» Task statement
Show every line in the records below that contains the word "reference".
** Start Entries shown **
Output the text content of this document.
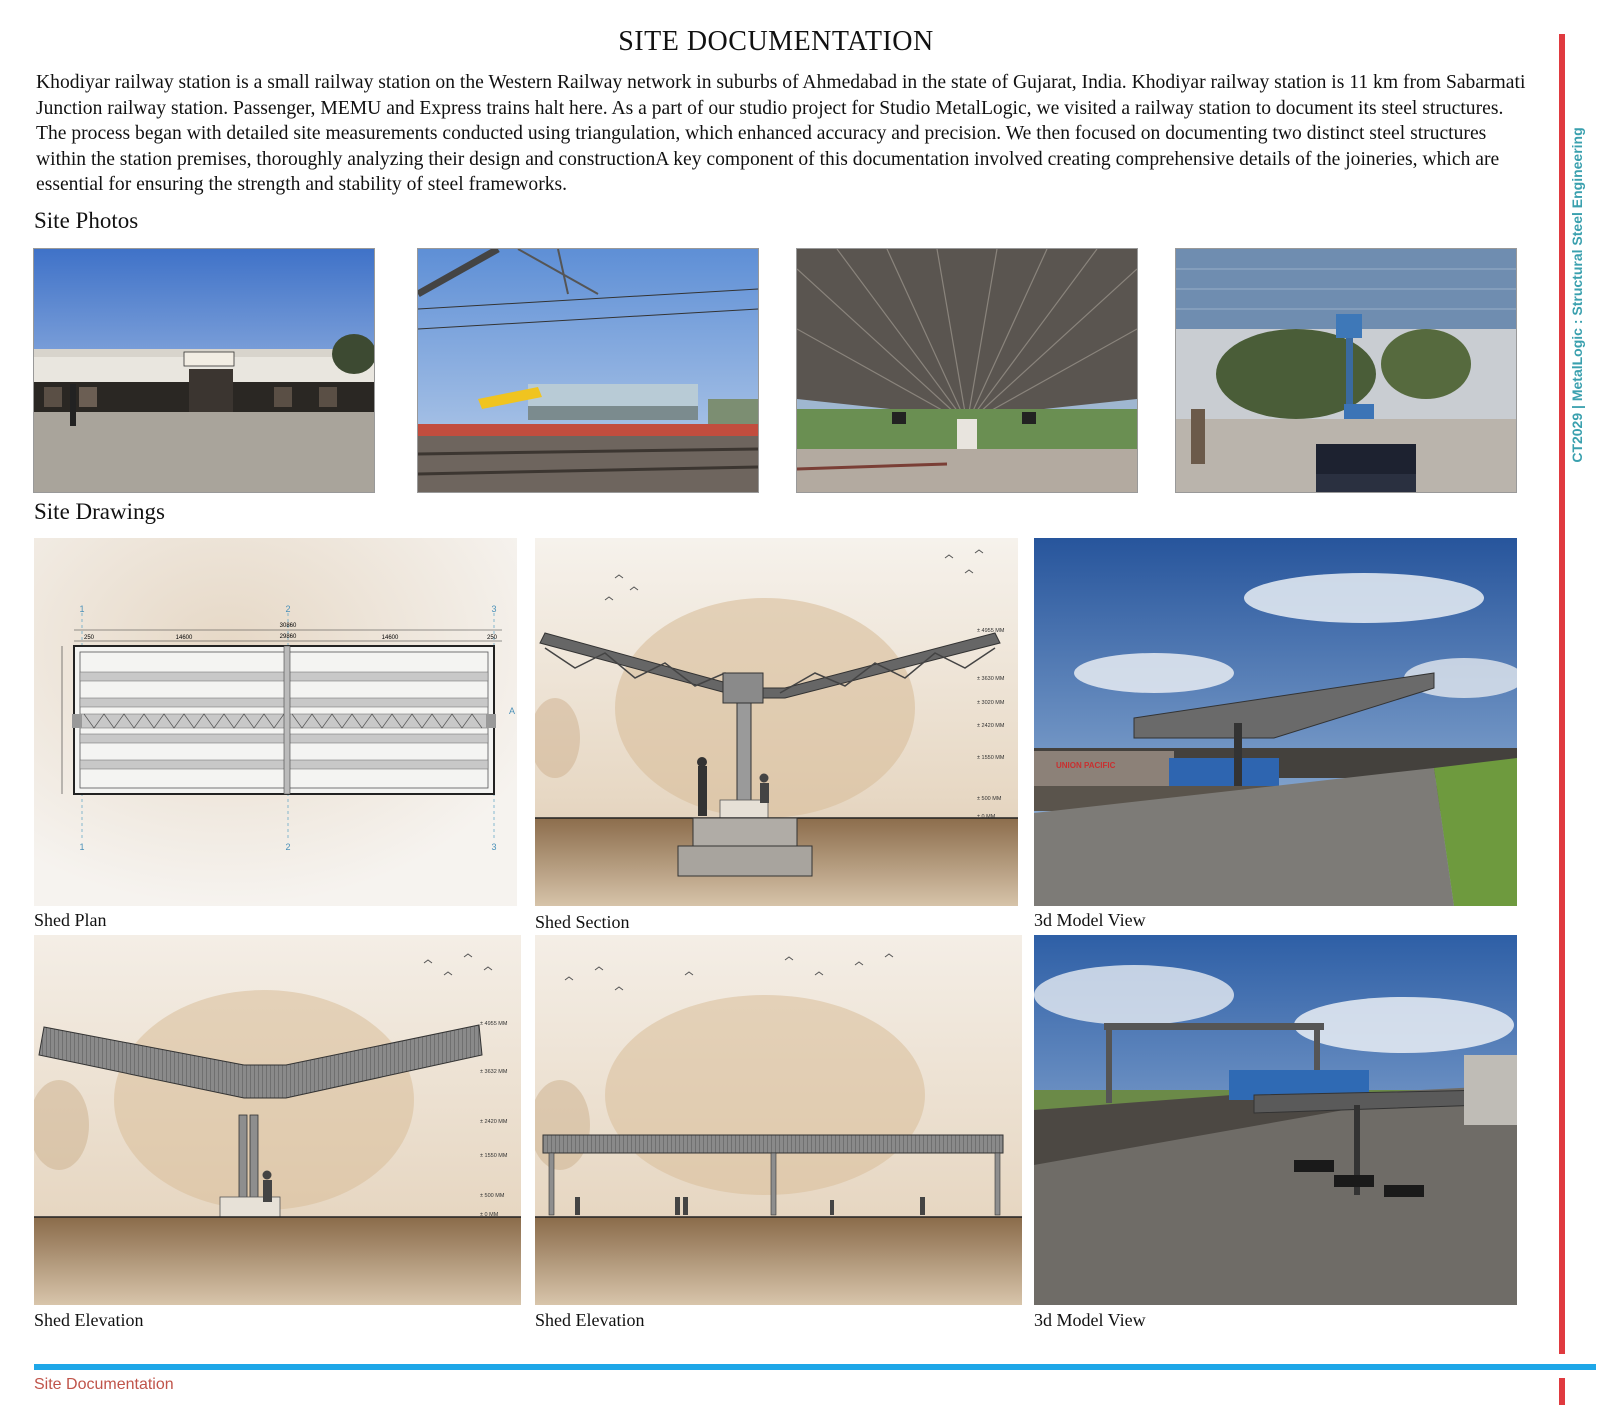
SITE DOCUMENTATION
Khodiyar railway station is a small railway station on the Western Railway network in suburbs of Ahmedabad in the state of Gujarat, India. Khodiyar railway station is 11 km from Sabarmati Junction railway station. Passenger, MEMU and Express trains halt here. As a part of our studio project for Studio MetalLogic, we visited a railway station to document its steel structures. The process began with detailed site measurements conducted using triangulation, which enhanced accuracy and precision. We then focused on documenting two distinct steel structures within the station premises, thoroughly analyzing their design and constructionA key component of this documentation involved creating comprehensive details of the joineries, which are essential for ensuring the strength and stability of steel frameworks.
Site Photos
Site Drawings
1	2	3
1	2	3
A
30860
29860
14600	14600
250	250
Shed Plan
± 4955 MM
± 3630 MM
± 3020 MM
± 2420 MM
± 1550 MM
± 500 MM
± 0 MM
Shed Section
UNION PACIFIC
3d Model View
± 4955 MM
± 3632 MM
± 2420 MM
± 1550 MM
± 500 MM
± 0 MM
Shed Elevation	Shed Elevation	3d Model View
CT2029 | MetalLogic : Structural Steel Engineering
Site Documentation
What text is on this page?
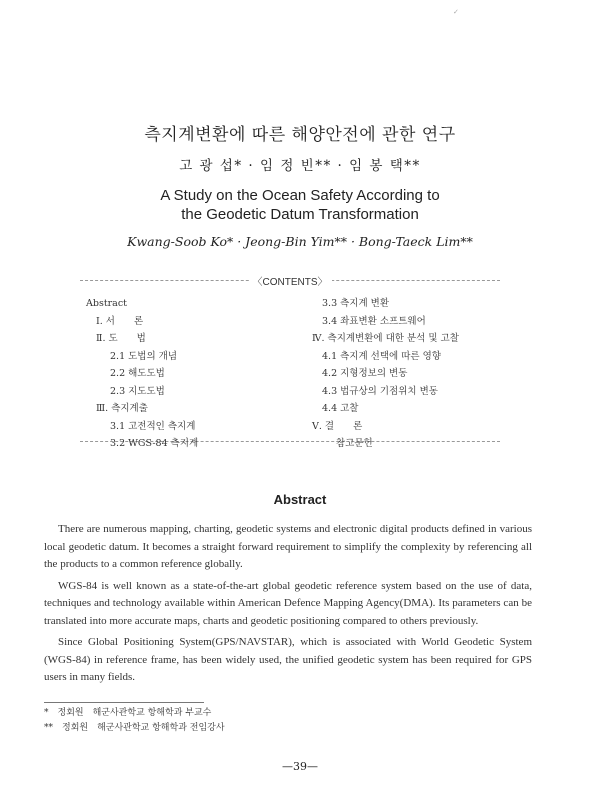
✓
측지계변환에 따른 해양안전에 관한 연구
고 광 섭* · 임 정 빈** · 임 봉 택**
A Study on the Ocean Safety According to
the Geodetic Datum Transformation
Kwang-Soob Ko* · Jeong-Bin Yim** · Bong-Taeck Lim**
〈CONTENTS〉
Abstract
Ⅰ. 서　　론
Ⅱ. 도　　법
2.1 도법의 개념
2.2 해도도법
2.3 지도도법
Ⅲ. 측지계출
3.1 고전적인 측지계
3.2 WGS-84 측지계
3.3 측지계 변환
3.4 좌표변환 소프트웨어
Ⅳ. 측지계변환에 대한 분석 및 고찰
4.1 측지계 선택에 따른 영향
4.2 지형정보의 변동
4.3 법규상의 기점위치 변동
4.4 고찰
Ⅴ. 결　　론
참고문헌
Abstract

There are numerous mapping, charting, geodetic systems and electronic digital products defined in various local geodetic datum. It becomes a straight forward requirement to simplify the complexity by referencing all the products to a common reference globally.

WGS-84 is well known as a state-of-the-art global geodetic reference system based on the use of data, techniques and technology available within American Defence Mapping Agency(DMA). Its parameters can be translated into more accurate maps, charts and geodetic positioning compared to others previously.

Since Global Positioning System(GPS/NAVSTAR), which is associated with World Geodetic System (WGS-84) in reference frame, has been widely used, the unified geodetic system has been required for GPS users in many fields.

*　정회원　해군사관학교 항해학과 부교수
**　정회원　해군사관학교 항해학과 전임강사
—39—
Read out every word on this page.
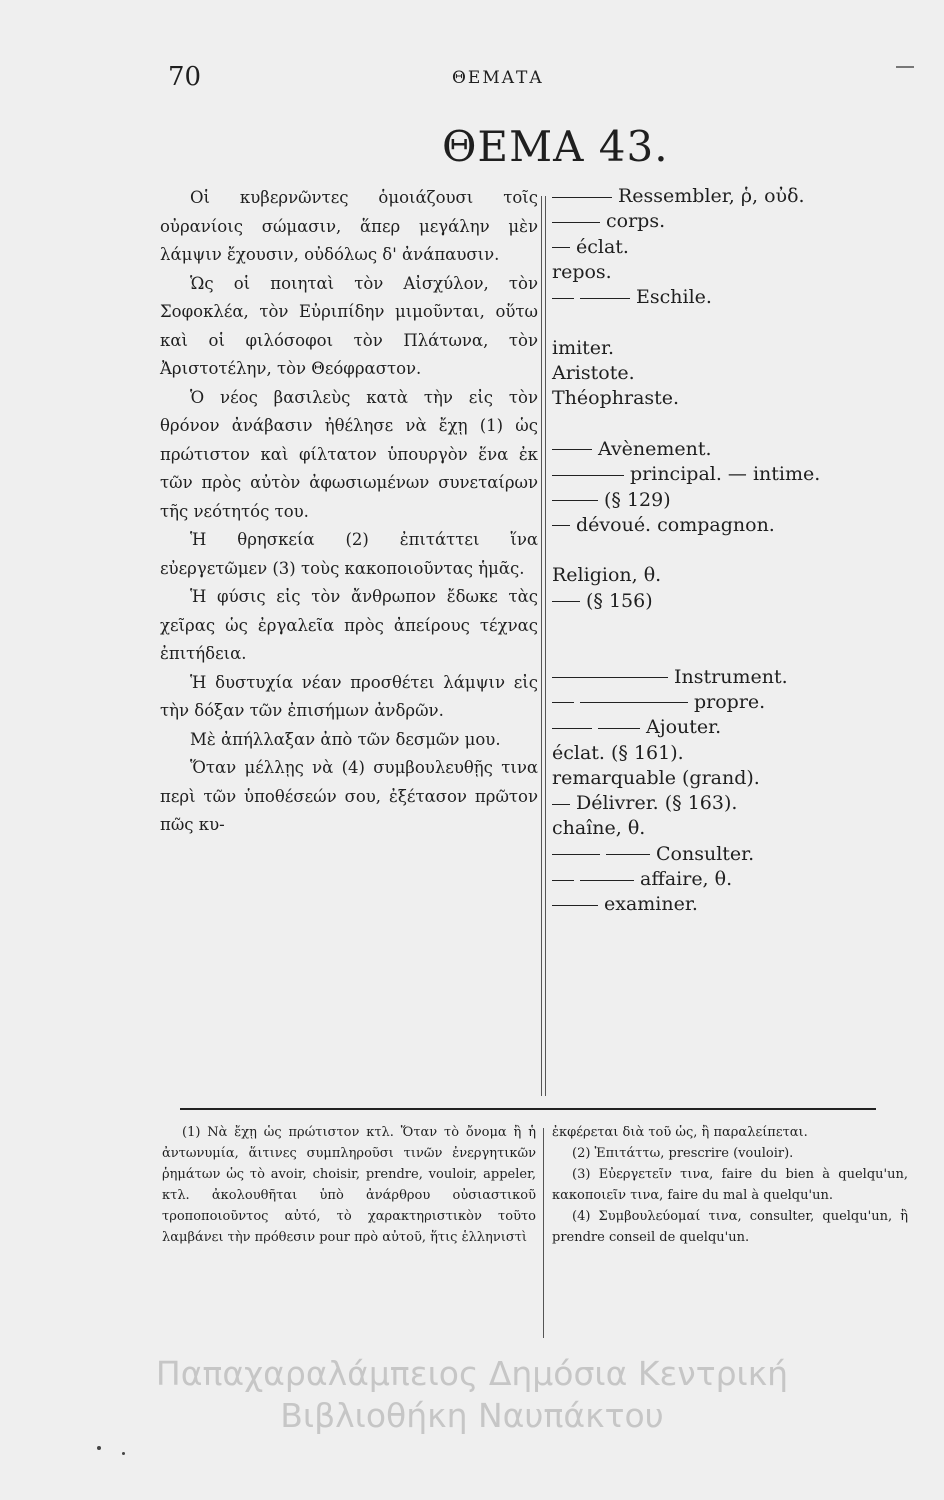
70	ΘΕΜΑΤΑ
ΘΕΜΑ 43.

Οἱ κυβερνῶντες ὁμοιάζουσι τοῖς οὐρανίοις σώμασιν, ἅπερ μεγάλην μὲν λάμψιν ἔχουσιν, οὐδόλως δ' ἀνάπαυσιν.

Ὡς οἱ ποιηταὶ τὸν Αἰσχύλον, τὸν Σοφοκλέα, τὸν Εὐριπίδην μιμοῦνται, οὕτω καὶ οἱ φιλόσοφοι τὸν Πλάτωνα, τὸν Ἀριστοτέλην, τὸν Θεόφραστον.

Ὁ νέος βασιλεὺς κατὰ τὴν εἰς τὸν θρόνον ἀνάβασιν ἠθέλησε νὰ ἔχῃ (1) ὡς πρώτιστον καὶ φίλτατον ὑπουργὸν ἕνα ἐκ τῶν πρὸς αὐτὸν ἀφωσιωμένων συνεταίρων τῆς νεότητός του.

Ἡ θρησκεία (2) ἐπιτάττει ἵνα εὐεργετῶμεν (3) τοὺς κακοποιοῦντας ἡμᾶς.

Ἡ φύσις εἰς τὸν ἄνθρωπον ἔδωκε τὰς χεῖρας ὡς ἐργαλεῖα πρὸς ἀπείρους τέχνας ἐπιτήδεια.

Ἡ δυστυχία νέαν προσθέτει λάμψιν εἰς τὴν δόξαν τῶν ἐπισήμων ἀνδρῶν.

Μὲ ἀπήλλαξαν ἀπὸ τῶν δεσμῶν μου.

Ὅταν μέλλῃς νὰ (4) συμβουλευθῇς τινα περὶ τῶν ὑποθέσεών σου, ἐξέτασον πρῶτον πῶς κυ-

Ressembler, ῥ, οὐδ.
corps.
éclat.
repos.
Eschile.
imiter.
Aristote.
Théophraste.
Avènement.
principal. — intime.
(§ 129)
dévoué. compagnon.
Religion, θ.
(§ 156)
Instrument.
propre.
Ajouter.
éclat. (§ 161).
remarquable (grand).
Délivrer. (§ 163).
chaîne, θ.
Consulter.
affaire, θ.
examiner.

(1) Νὰ ἔχῃ ὡς πρώτιστον κτλ. Ὅταν τὸ ὄνομα ἢ ἡ ἀντωνυμία, ἅιτινες συμπληροῦσι τινῶν ἐνεργητικῶν ῥημάτων ὡς τὸ avoir, choisir, prendre, vouloir, appeler, κτλ. ἀκολουθῆται ὑπὸ ἀνάρθρου οὐσιαστικοῦ τροποποιοῦντος αὐτό, τὸ χαρακτηριστικὸν τοῦτο λαμβάνει τὴν πρόθεσιν pour πρὸ αὐτοῦ, ἥτις ἑλληνιστὶ

ἐκφέρεται διὰ τοῦ ὡς, ἢ παραλείπεται.

(2) Ἐπιτάττω, prescrire (vouloir).

(3) Εὐεργετεῖν τινα, faire du bien à quelqu'un, κακοποιεῖν τινα, faire du mal à quelqu'un.

(4) Συμβουλεύομαί τινα, consulter, quelqu'un, ἢ prendre conseil de quelqu'un.

Παπαχαραλάμπειος Δημόσια Κεντρική
Βιβλιοθήκη Ναυπάκτου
** End Entries shown **
» Reply
There are numerous mapping, charting, geodetic systems and electronic digital products defined in various local geodetic datum. It becomes a straight forward requirement to simplify the complexity by referencing all the products to a common reference globally.
WGS-84 is well known as a state-of-the-art global geodetic reference system based on the use of data, techniques and technology available within American Defence Mapping Agency(DMA). Its parameters can be translated into more accurate maps, charts and geodetic positioning compared to others previously.
Since Global Positioning System(GPS/NAVSTAR), which is associated with World Geodetic System (WGS-84) in reference frame, has been widely used, the unified geodetic system has been required for GPS users in many fields.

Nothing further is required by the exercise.